Instruction: Return the listing below verbatim. Pictures do not belong in the copy.

Exercise material:
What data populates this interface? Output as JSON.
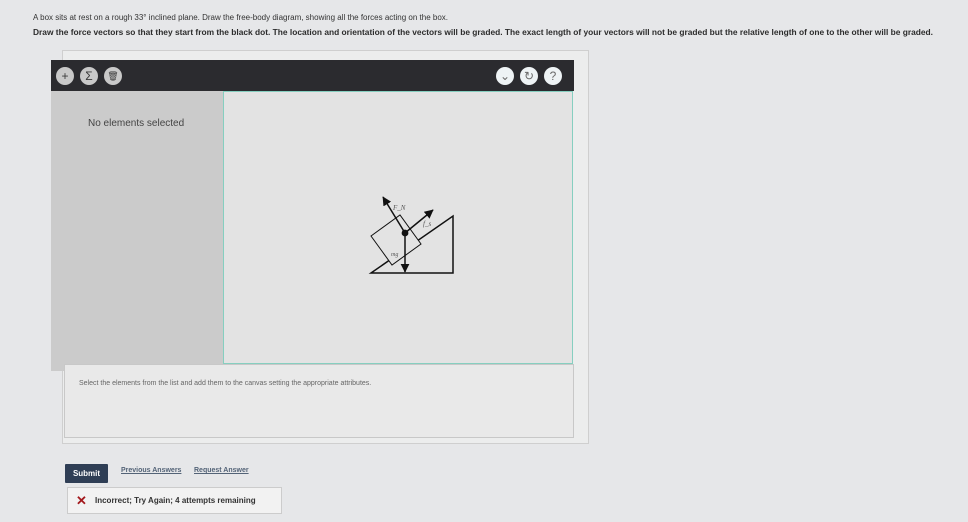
{
  "question": {
    "line1": "A box sits at rest on a rough 33° inclined plane. Draw the free-body diagram, showing all the forces acting on the box.",
    "line2": "Draw the force vectors so that they start from the black dot. The location and orientation of the vectors will be graded. The exact length of your vectors will not be graded but the relative length of one to the other will be graded."
  },
  "toolbar": {
    "add_icon": "plus-icon",
    "sigma_icon": "sigma-icon",
    "delete_icon": "trash-icon",
    "dropdown_icon": "chevron-down-icon",
    "reset_icon": "reset-icon",
    "help_icon": "help-icon",
    "add_glyph": "+",
    "sigma_glyph": "Σ",
    "delete_glyph": "🗑",
    "dropdown_glyph": "⌄",
    "reset_glyph": "↻",
    "help_glyph": "?"
  },
  "sidebar": {
    "status": "No elements selected"
  },
  "canvas": {
    "labels": {
      "normal": "F_N",
      "friction": "f_s",
      "weight": "mg"
    }
  },
  "instructions": "Select the elements from the list and add them to the canvas setting the appropriate attributes.",
  "actions": {
    "submit": "Submit",
    "previous_answers": "Previous Answers",
    "request_answer": "Request Answer"
  },
  "feedback": {
    "icon": "x-mark-icon",
    "text": "Incorrect; Try Again; 4 attempts remaining"
  },
  "colors": {
    "toolbar_bg": "#2b2b2f",
    "submit_bg": "#2f3e55",
    "incorrect": "#a3191d",
    "canvas_border": "#86cfc0"
  }
}
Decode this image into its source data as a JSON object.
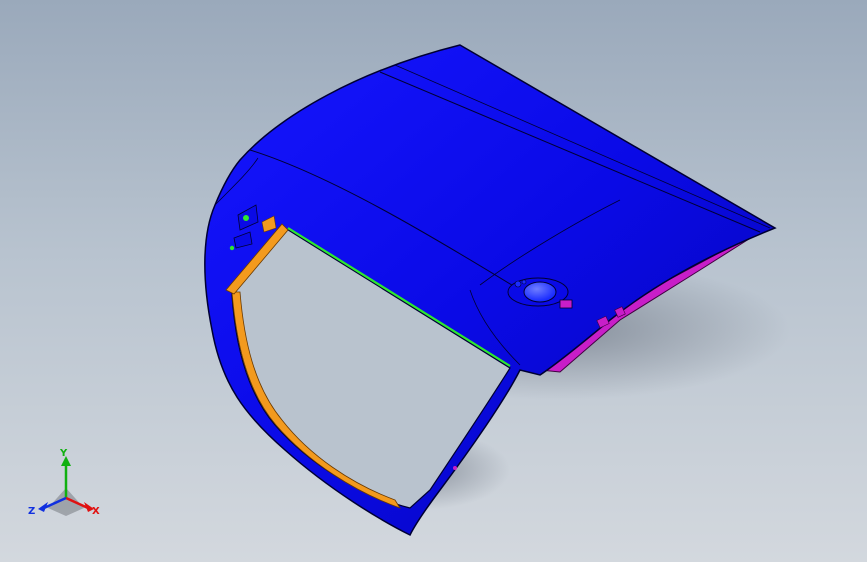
{
  "viewport": {
    "background_top": "#9aa9bb",
    "background_bottom": "#d3d8de"
  },
  "model": {
    "body_color": "#0a0ae6",
    "body_edge_color": "#000033",
    "seal_color": "#f39a1e",
    "glass_edge_color": "#2ee82e",
    "inner_panel_color": "#c81ec8",
    "handle_color": "#1a2cff"
  },
  "triad": {
    "x_label": "X",
    "y_label": "Y",
    "z_label": "Z",
    "x_color": "#e01010",
    "y_color": "#10b010",
    "z_color": "#1030e0"
  }
}
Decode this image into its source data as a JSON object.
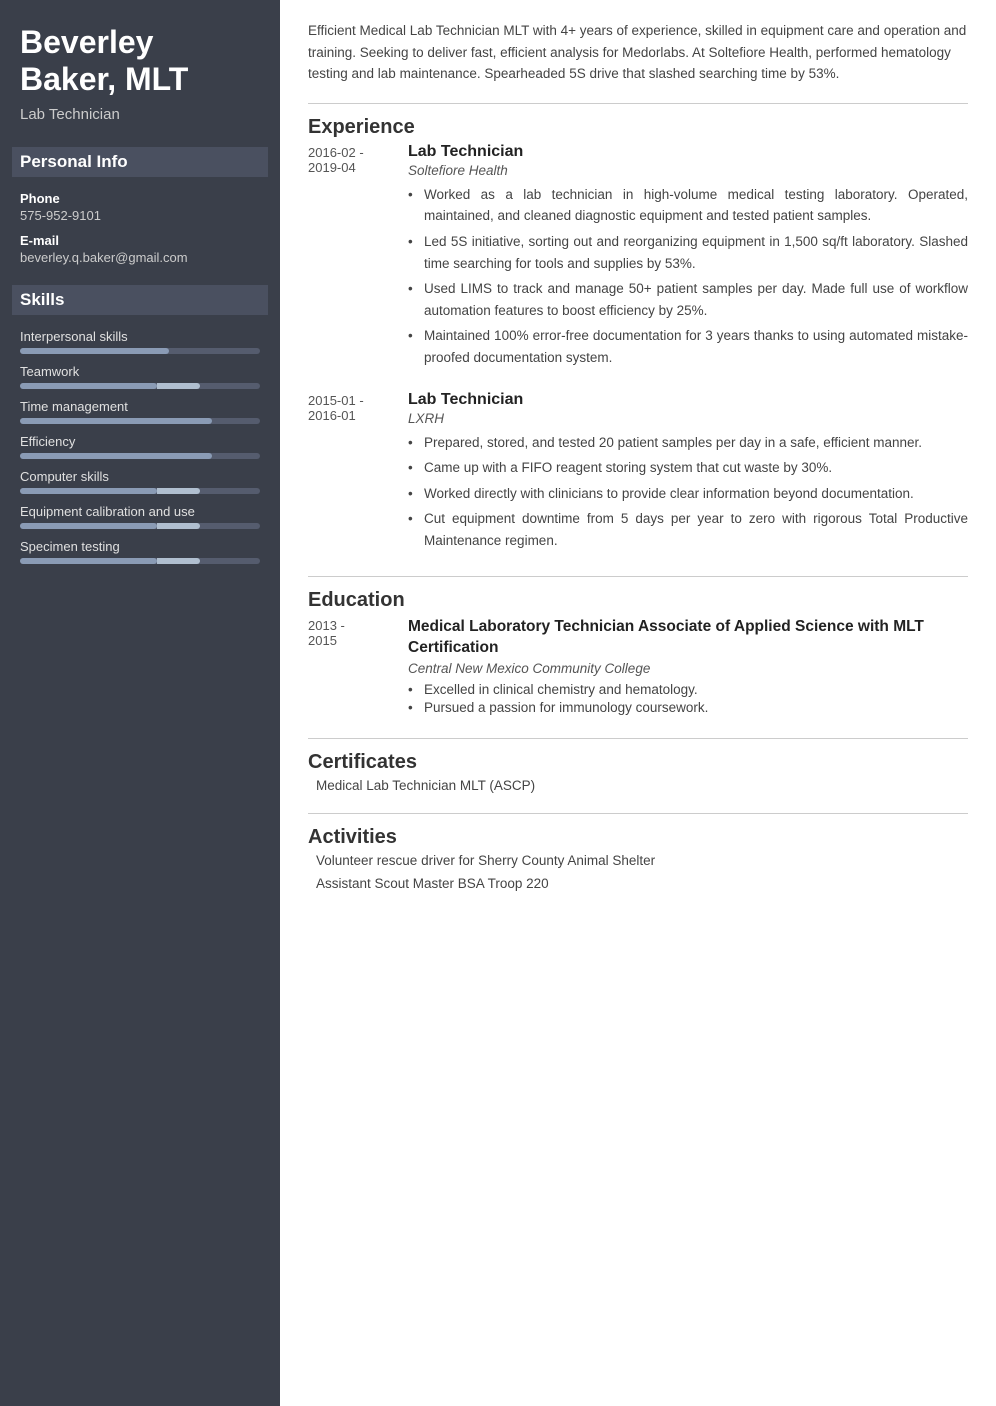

Response to this exercise:
What data populates this interface? Output as JSON.
{
  "question": {
    "line1": "A box sits at rest on a rough 33° inclined plane. Draw the free-body diagram, showing all the forces acting on the box.",
    "line2": "Draw the force vectors so that they start from the black dot. The location and orientation of the vectors will be graded. The exact length of your vectors will not be graded but the relative length of one to the other will be graded."
  },
  "toolbar": {
    "add_icon": "plus-icon",
    "sigma_icon": "sigma-icon",
    "delete_icon": "trash-icon",
    "dropdown_icon": "chevron-down-icon",
    "reset_icon": "reset-icon",
    "help_icon": "help-icon",
    "add_glyph": "+",
    "sigma_glyph": "Σ",
    "delete_glyph": "🗑",
    "dropdown_glyph": "⌄",
    "reset_glyph": "↻",
    "help_glyph": "?"
  },
  "sidebar": {
    "status": "No elements selected"
  },
  "canvas": {
    "labels": {
      "normal": "F_N",
      "friction": "f_s",
      "weight": "mg"
    }
  },
  "instructions": "Select the elements from the list and add them to the canvas setting the appropriate attributes.",
  "actions": {
    "submit": "Submit",
    "previous_answers": "Previous Answers",
    "request_answer": "Request Answer"
  },
  "feedback": {
    "icon": "x-mark-icon",
    "text": "Incorrect; Try Again; 4 attempts remaining"
  },
  "colors": {
    "toolbar_bg": "#2b2b2f",
    "submit_bg": "#2f3e55",
    "incorrect": "#a3191d",
    "canvas_border": "#86cfc0"
  }
}
Decode this image into its source data as a JSON object.
{
  "viewport": {
    "background_top": "#9aa9bb",
    "background_bottom": "#d3d8de"
  },
  "model": {
    "body_color": "#0a0ae6",
    "body_edge_color": "#000033",
    "seal_color": "#f39a1e",
    "glass_edge_color": "#2ee82e",
    "inner_panel_color": "#c81ec8",
    "handle_color": "#1a2cff"
  },
  "triad": {
    "x_label": "X",
    "y_label": "Y",
    "z_label": "Z",
    "x_color": "#e01010",
    "y_color": "#10b010",
    "z_color": "#1030e0"
  }
}
Decode this image into its source data as a JSON object.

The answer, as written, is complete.